▸ Exercise objective: Identify and reproduce every line holding the string "http".

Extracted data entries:
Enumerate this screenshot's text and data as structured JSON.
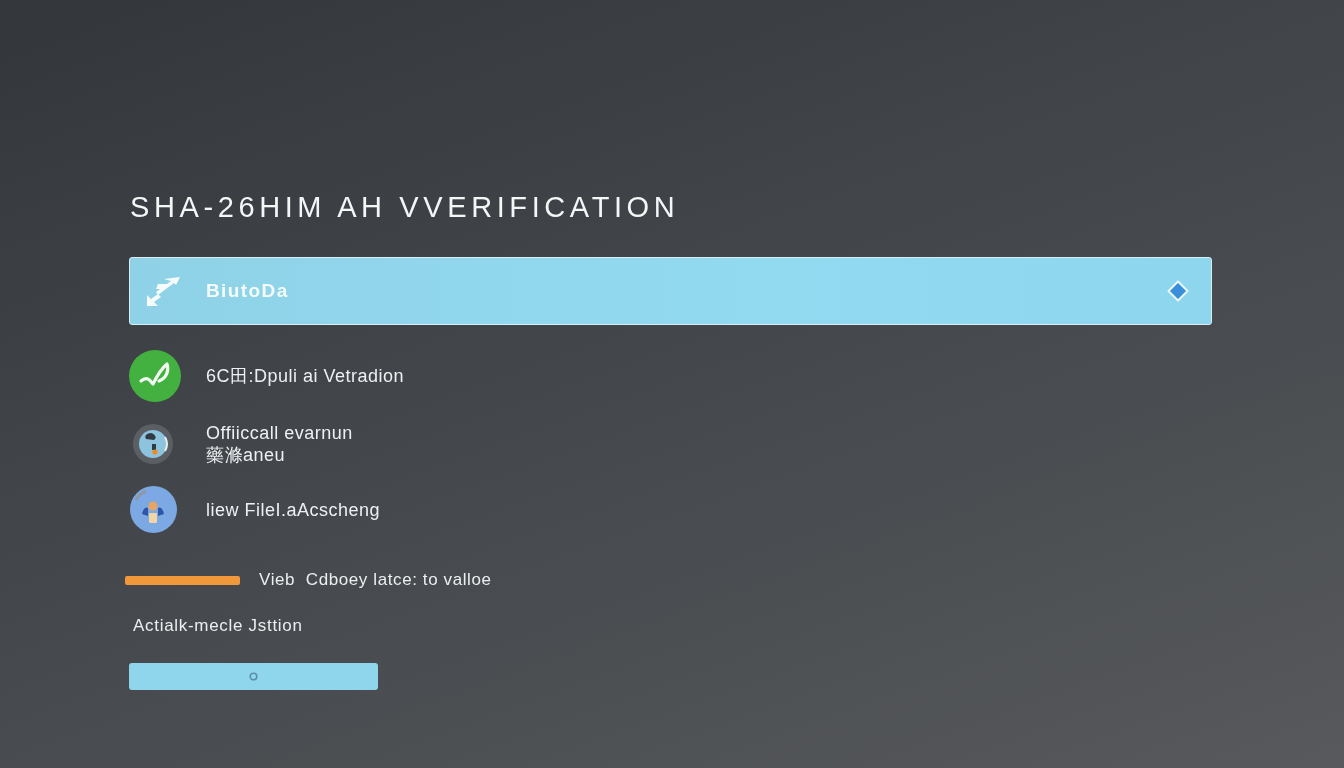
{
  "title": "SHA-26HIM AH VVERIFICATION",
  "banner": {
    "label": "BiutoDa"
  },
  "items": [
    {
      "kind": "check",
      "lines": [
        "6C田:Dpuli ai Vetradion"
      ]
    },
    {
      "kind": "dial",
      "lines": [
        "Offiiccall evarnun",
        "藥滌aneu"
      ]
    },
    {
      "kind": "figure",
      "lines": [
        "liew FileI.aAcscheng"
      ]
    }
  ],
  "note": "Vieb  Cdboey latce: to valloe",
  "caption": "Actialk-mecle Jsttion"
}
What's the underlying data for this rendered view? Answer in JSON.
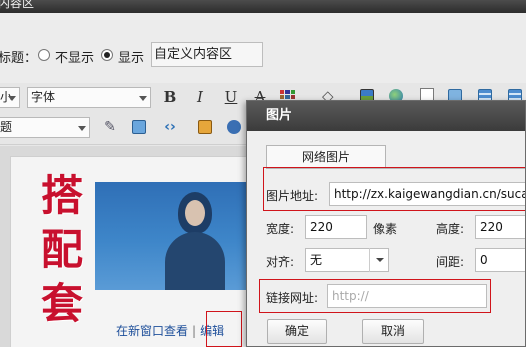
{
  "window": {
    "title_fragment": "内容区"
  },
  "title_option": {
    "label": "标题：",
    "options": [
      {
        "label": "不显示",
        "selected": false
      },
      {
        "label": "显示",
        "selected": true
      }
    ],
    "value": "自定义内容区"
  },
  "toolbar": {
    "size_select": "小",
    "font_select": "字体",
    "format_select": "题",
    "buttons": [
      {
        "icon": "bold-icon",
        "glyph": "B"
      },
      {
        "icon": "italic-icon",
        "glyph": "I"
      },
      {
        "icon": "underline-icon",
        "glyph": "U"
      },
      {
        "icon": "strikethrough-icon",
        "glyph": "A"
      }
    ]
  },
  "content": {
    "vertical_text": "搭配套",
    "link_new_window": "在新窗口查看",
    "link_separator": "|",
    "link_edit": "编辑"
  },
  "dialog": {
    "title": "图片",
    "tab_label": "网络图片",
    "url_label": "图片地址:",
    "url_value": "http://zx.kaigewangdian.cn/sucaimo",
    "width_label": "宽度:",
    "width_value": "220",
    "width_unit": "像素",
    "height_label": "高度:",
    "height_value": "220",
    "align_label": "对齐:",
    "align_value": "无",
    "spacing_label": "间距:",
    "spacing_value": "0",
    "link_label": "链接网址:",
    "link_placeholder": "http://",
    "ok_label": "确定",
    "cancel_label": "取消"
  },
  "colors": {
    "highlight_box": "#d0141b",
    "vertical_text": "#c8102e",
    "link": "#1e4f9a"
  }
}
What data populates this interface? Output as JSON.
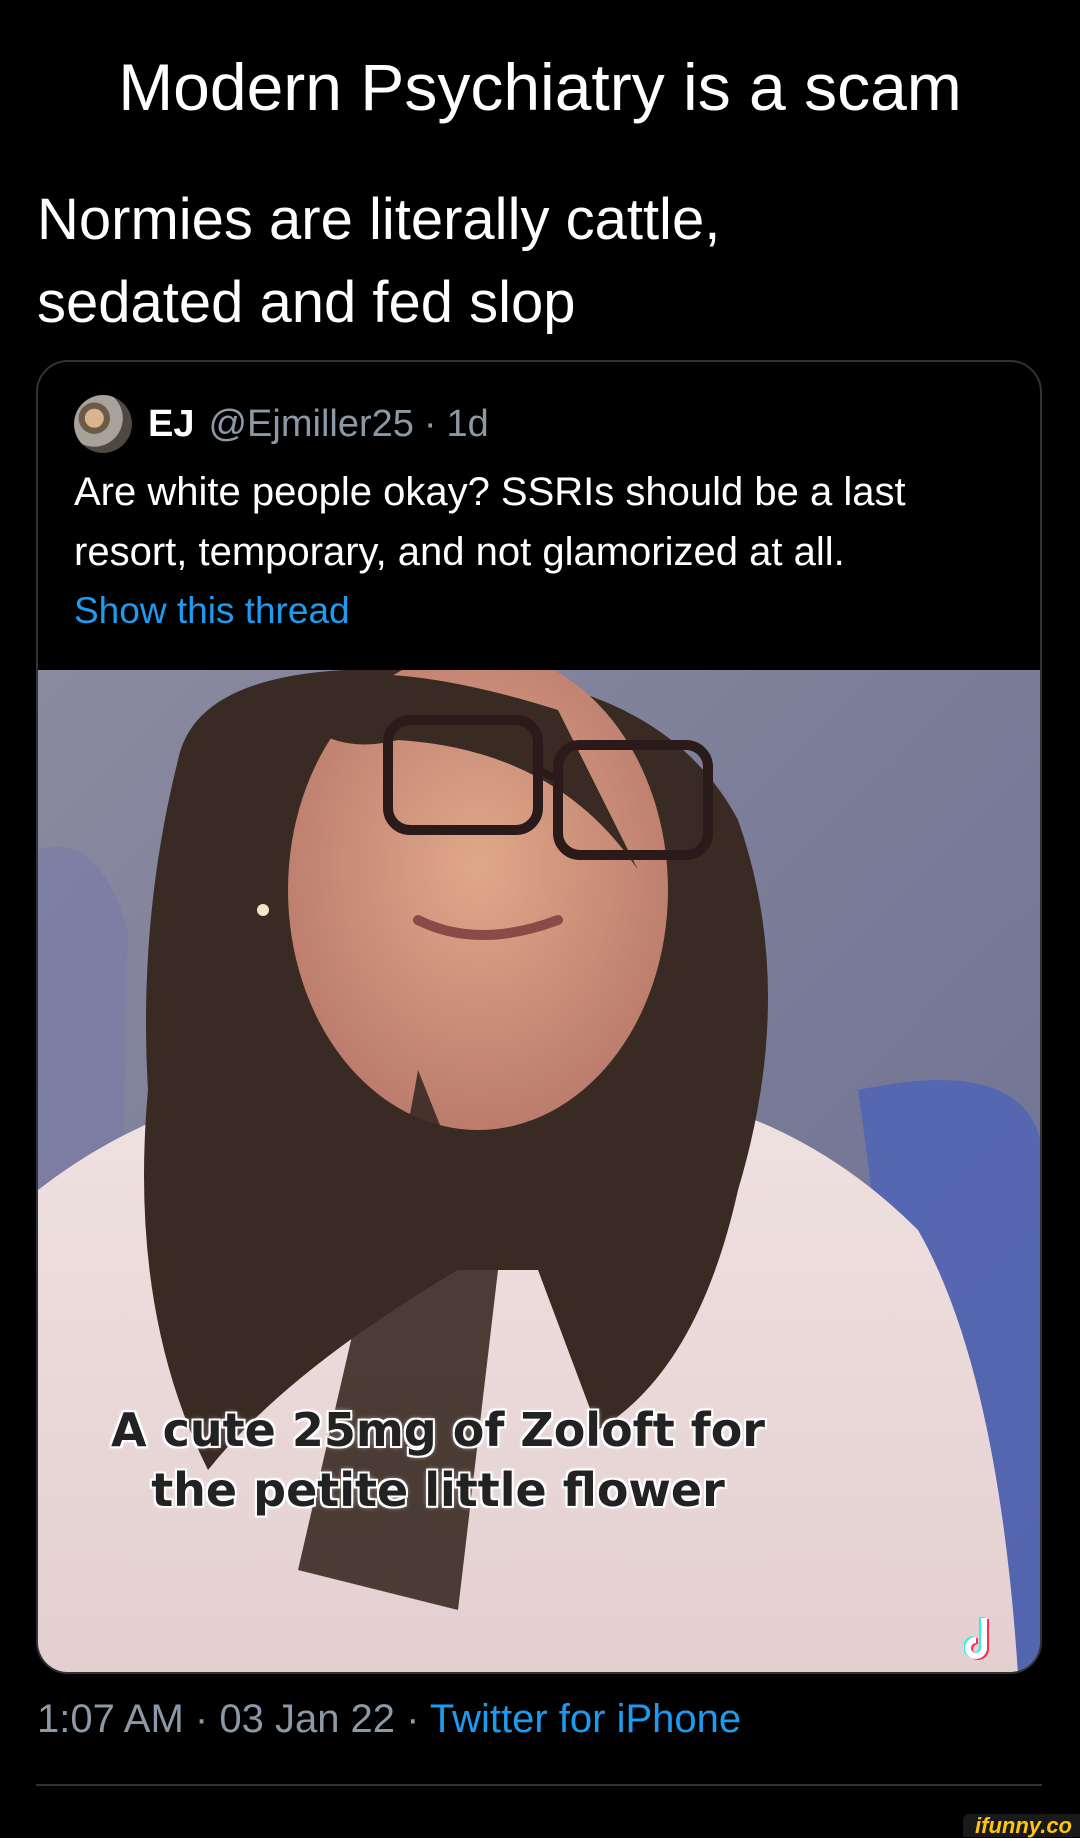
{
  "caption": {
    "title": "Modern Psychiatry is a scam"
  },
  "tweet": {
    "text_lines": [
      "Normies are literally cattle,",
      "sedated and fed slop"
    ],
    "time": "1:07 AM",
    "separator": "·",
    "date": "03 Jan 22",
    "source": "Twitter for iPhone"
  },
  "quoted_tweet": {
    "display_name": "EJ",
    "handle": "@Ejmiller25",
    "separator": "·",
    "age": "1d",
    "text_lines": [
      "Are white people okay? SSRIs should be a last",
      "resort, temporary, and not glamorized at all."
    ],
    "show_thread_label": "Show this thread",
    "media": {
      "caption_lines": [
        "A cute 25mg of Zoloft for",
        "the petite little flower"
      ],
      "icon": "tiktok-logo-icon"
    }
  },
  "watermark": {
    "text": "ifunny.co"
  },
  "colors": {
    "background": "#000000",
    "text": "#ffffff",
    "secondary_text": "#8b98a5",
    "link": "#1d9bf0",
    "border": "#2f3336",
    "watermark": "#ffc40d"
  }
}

▸ Solution to the exercise:
    "url_value": "http://zx.kaigewangdian.cn/sucaimo",
    "link_placeholder": "http://",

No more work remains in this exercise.